— START OF GIVEN RECORDS —
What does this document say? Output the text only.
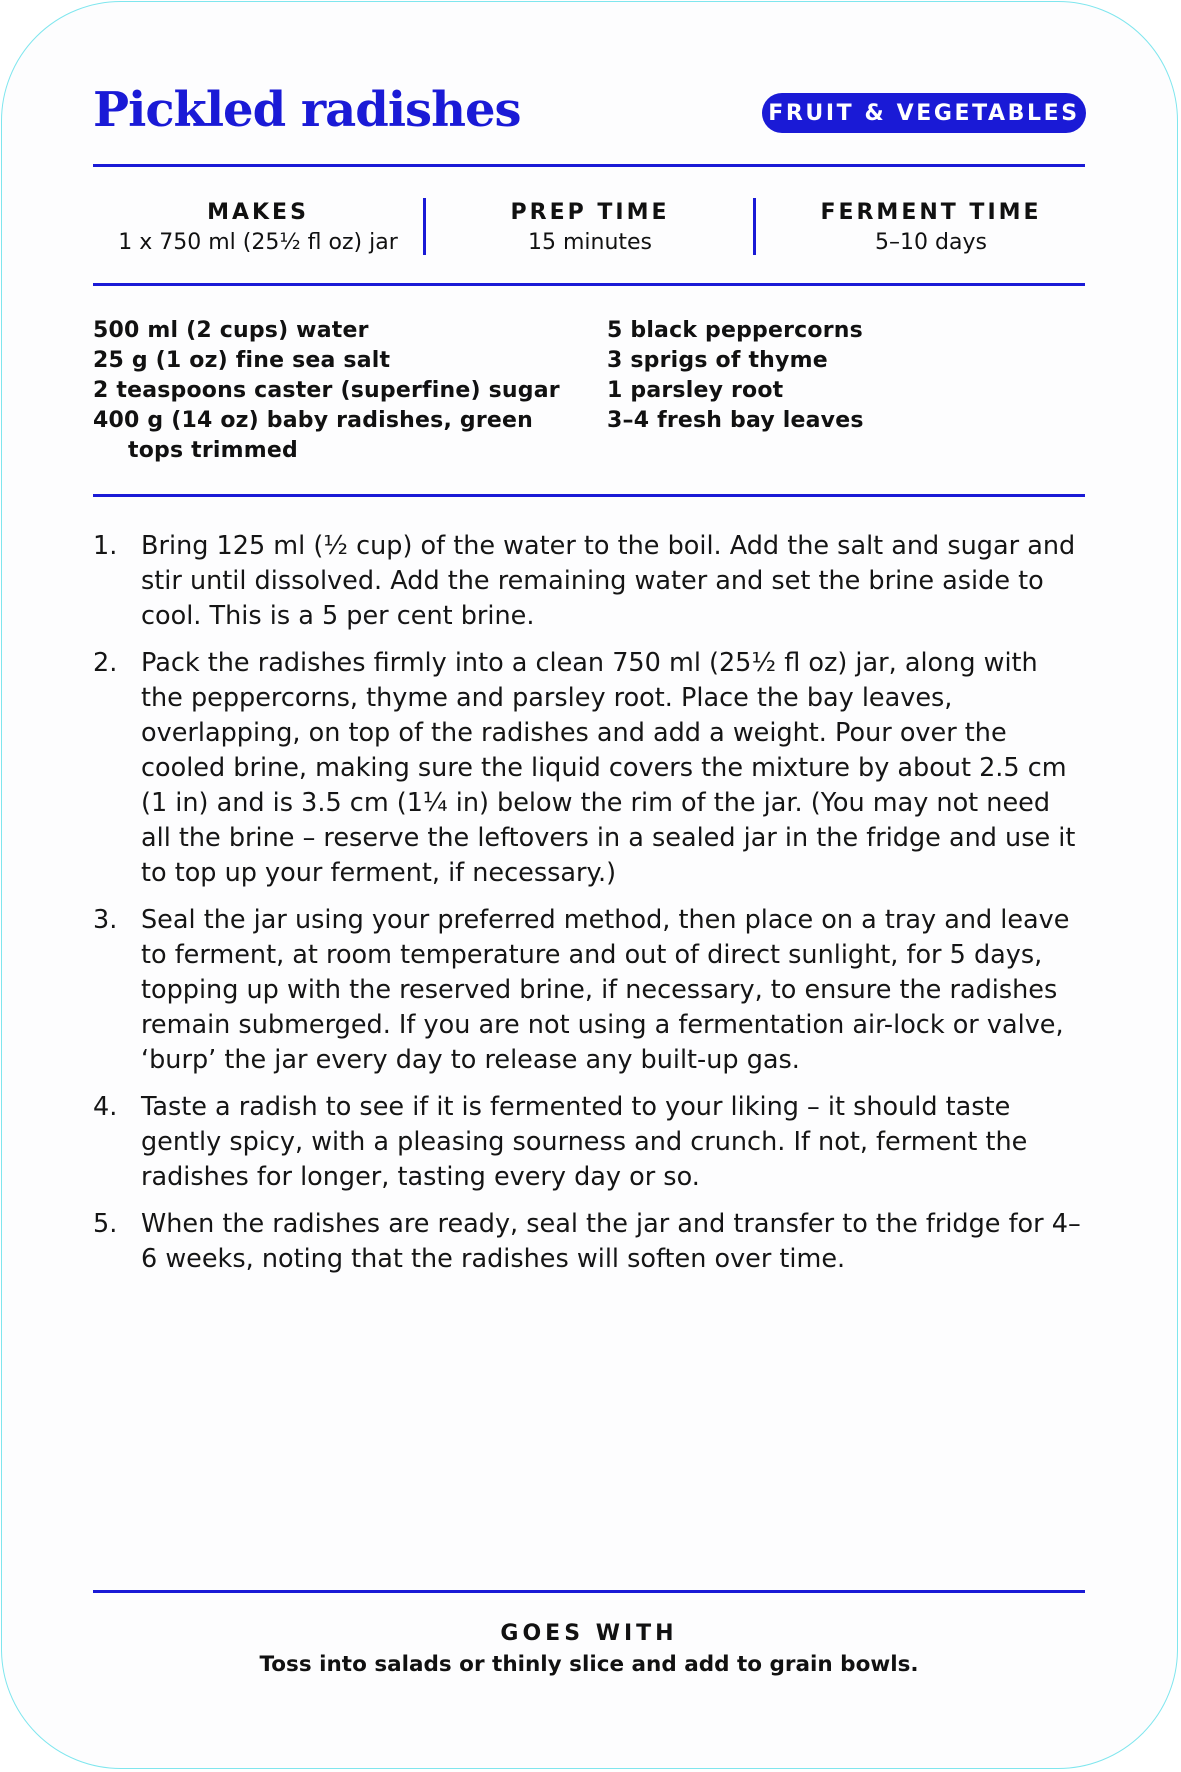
Pickled radishes	FRUIT & VEGETABLES
MAKES
1 x 750 ml (25½ fl oz) jar
PREP TIME
15 minutes
FERMENT TIME
5–10 days
500 ml (2 cups) water
25 g (1 oz) fine sea salt
2 teaspoons caster (superfine) sugar
400 g (14 oz) baby radishes, green
tops trimmed
5 black peppercorns
3 sprigs of thyme
1 parsley root
3–4 fresh bay leaves
1. Bring 125 ml (½ cup) of the water to the boil. Add the salt and sugar and stir until dissolved. Add the remaining water and set the brine aside to cool. This is a 5 per cent brine.
2. Pack the radishes firmly into a clean 750 ml (25½ fl oz) jar, along with the peppercorns, thyme and parsley root. Place the bay leaves, overlapping, on top of the radishes and add a weight. Pour over the cooled brine, making sure the liquid covers the mixture by about 2.5 cm (1 in) and is 3.5 cm (1¼ in) below the rim of the jar. (You may not need all the brine – reserve the leftovers in a sealed jar in the fridge and use it to top up your ferment, if necessary.)
3. Seal the jar using your preferred method, then place on a tray and leave to ferment, at room temperature and out of direct sunlight, for 5 days, topping up with the reserved brine, if necessary, to ensure the radishes remain submerged. If you are not using a fermentation air-lock or valve, ‘burp’ the jar every day to release any built-up gas.
4. Taste a radish to see if it is fermented to your liking – it should taste gently spicy, with a pleasing sourness and crunch. If not, ferment the radishes for longer, tasting every day or so.
5. When the radishes are ready, seal the jar and transfer to the fridge for 4–6 weeks, noting that the radishes will soften over time.
GOES WITH
Toss into salads or thinly slice and add to grain bowls.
— END OF GIVEN RECORDS —
REQUIREMENTS:
Working from the lines above, reproduce the material exactly and exclude its pictures.

RESPONSE:
What does this document say? Output the text only.
Pickled radishes	FRUIT & VEGETABLES
MAKES
1 x 750 ml (25½ fl oz) jar
PREP TIME
15 minutes
FERMENT TIME
5–10 days
500 ml (2 cups) water
25 g (1 oz) fine sea salt
2 teaspoons caster (superfine) sugar
400 g (14 oz) baby radishes, green
tops trimmed
5 black peppercorns
3 sprigs of thyme
1 parsley root
3–4 fresh bay leaves
1. Bring 125 ml (½ cup) of the water to the boil. Add the salt and sugar and stir until dissolved. Add the remaining water and set the brine aside to cool. This is a 5 per cent brine.
2. Pack the radishes firmly into a clean 750 ml (25½ fl oz) jar, along with the peppercorns, thyme and parsley root. Place the bay leaves, overlapping, on top of the radishes and add a weight. Pour over the cooled brine, making sure the liquid covers the mixture by about 2.5 cm (1 in) and is 3.5 cm (1¼ in) below the rim of the jar. (You may not need all the brine – reserve the leftovers in a sealed jar in the fridge and use it to top up your ferment, if necessary.)
3. Seal the jar using your preferred method, then place on a tray and leave to ferment, at room temperature and out of direct sunlight, for 5 days, topping up with the reserved brine, if necessary, to ensure the radishes remain submerged. If you are not using a fermentation air-lock or valve, ‘burp’ the jar every day to release any built-up gas.
4. Taste a radish to see if it is fermented to your liking – it should taste gently spicy, with a pleasing sourness and crunch. If not, ferment the radishes for longer, tasting every day or so.
5. When the radishes are ready, seal the jar and transfer to the fridge for 4–6 weeks, noting that the radishes will soften over time.
GOES WITH
Toss into salads or thinly slice and add to grain bowls.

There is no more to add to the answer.